(Part of a data file)
— START —

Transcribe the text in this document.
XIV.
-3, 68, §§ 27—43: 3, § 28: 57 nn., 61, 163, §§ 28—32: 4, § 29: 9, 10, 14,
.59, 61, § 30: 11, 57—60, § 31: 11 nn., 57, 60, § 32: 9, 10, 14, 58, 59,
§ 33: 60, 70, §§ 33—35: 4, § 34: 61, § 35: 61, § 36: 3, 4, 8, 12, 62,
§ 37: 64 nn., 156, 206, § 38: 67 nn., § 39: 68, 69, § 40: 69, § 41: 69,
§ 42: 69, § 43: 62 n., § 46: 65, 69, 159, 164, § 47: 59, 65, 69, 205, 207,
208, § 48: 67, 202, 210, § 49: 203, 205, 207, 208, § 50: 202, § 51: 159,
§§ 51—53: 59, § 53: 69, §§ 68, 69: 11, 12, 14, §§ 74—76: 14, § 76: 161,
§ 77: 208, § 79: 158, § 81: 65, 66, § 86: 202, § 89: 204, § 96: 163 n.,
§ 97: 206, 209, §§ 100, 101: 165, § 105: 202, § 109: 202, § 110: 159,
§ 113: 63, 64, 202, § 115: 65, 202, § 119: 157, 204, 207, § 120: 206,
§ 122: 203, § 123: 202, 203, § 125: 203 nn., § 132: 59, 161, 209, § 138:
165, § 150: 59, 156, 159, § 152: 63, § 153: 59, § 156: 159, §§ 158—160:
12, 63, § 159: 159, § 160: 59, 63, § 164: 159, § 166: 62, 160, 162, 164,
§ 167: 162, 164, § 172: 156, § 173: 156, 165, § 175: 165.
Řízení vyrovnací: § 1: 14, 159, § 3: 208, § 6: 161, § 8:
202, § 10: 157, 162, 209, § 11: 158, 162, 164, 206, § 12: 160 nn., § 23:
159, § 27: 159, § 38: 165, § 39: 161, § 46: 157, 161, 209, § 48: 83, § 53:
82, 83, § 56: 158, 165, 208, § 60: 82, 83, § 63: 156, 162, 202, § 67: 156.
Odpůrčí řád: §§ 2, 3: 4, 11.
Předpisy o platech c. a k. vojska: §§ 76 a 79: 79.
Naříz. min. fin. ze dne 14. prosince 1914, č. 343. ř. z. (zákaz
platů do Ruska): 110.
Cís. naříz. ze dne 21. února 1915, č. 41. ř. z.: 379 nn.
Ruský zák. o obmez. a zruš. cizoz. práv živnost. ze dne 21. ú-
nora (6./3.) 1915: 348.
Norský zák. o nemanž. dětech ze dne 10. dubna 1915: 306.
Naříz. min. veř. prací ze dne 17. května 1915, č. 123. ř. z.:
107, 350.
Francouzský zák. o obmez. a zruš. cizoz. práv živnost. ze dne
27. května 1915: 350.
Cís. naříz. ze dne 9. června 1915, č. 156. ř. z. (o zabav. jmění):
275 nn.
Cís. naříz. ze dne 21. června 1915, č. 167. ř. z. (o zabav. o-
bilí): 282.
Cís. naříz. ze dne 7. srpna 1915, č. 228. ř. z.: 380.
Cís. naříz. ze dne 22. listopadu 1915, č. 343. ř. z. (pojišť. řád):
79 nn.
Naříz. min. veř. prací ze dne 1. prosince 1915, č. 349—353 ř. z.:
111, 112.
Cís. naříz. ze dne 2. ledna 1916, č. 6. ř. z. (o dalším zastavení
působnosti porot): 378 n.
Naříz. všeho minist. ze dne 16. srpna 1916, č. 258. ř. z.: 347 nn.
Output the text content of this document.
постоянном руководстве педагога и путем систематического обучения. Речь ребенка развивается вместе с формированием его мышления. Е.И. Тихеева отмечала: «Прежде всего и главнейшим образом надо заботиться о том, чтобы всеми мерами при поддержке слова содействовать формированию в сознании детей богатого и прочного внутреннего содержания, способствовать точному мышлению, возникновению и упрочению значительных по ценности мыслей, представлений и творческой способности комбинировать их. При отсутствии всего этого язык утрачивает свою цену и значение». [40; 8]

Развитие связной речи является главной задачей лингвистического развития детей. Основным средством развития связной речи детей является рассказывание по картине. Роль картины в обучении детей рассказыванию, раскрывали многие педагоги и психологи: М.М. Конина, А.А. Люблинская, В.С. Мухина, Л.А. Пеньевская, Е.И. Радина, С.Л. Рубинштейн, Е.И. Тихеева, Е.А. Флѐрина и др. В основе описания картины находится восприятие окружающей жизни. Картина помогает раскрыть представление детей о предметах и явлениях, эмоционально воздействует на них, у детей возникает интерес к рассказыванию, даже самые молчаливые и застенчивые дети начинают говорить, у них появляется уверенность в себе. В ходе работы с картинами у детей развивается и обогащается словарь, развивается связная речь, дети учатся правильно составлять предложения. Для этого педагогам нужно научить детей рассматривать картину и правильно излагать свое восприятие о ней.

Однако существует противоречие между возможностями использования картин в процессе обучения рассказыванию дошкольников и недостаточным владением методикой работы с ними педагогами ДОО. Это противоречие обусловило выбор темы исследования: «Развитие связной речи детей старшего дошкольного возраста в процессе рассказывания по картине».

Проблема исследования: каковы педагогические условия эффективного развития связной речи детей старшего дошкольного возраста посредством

— END —

Written request:
Copy down every line of the entries containing the word "речи".

Expected answer:
Развитие связной речи является главной задачей лингвистического развития детей. Основным средством развития связной речи детей является рассказывание по картине. Роль картины в обучении детей рассказыванию, раскрывали многие педагоги и психологи: М.М. Конина, А.А. Люблинская, В.С. Мухина, Л.А. Пеньевская, Е.И. Радина, С.Л. Рубинштейн, Е.И. Тихеева, Е.А. Флѐрина и др. В основе описания картины находится восприятие окружающей жизни. Картина помогает раскрыть представление детей о предметах и явлениях, эмоционально воздействует на них, у детей возникает интерес к рассказыванию, даже самые молчаливые и застенчивые дети начинают говорить, у них появляется уверенность в себе. В ходе работы с картинами у детей развивается и обогащается словарь, развивается связная речь, дети учатся правильно составлять предложения. Для этого педагогам нужно научить детей рассматривать картину и правильно излагать свое восприятие о ней.
Однако существует противоречие между возможностями использования картин в процессе обучения рассказыванию дошкольников и недостаточным владением методикой работы с ними педагогами ДОО. Это противоречие обусловило выбор темы исследования: «Развитие связной речи детей старшего дошкольного возраста в процессе рассказывания по картине».
Проблема исследования: каковы педагогические условия эффективного развития связной речи детей старшего дошкольного возраста посредством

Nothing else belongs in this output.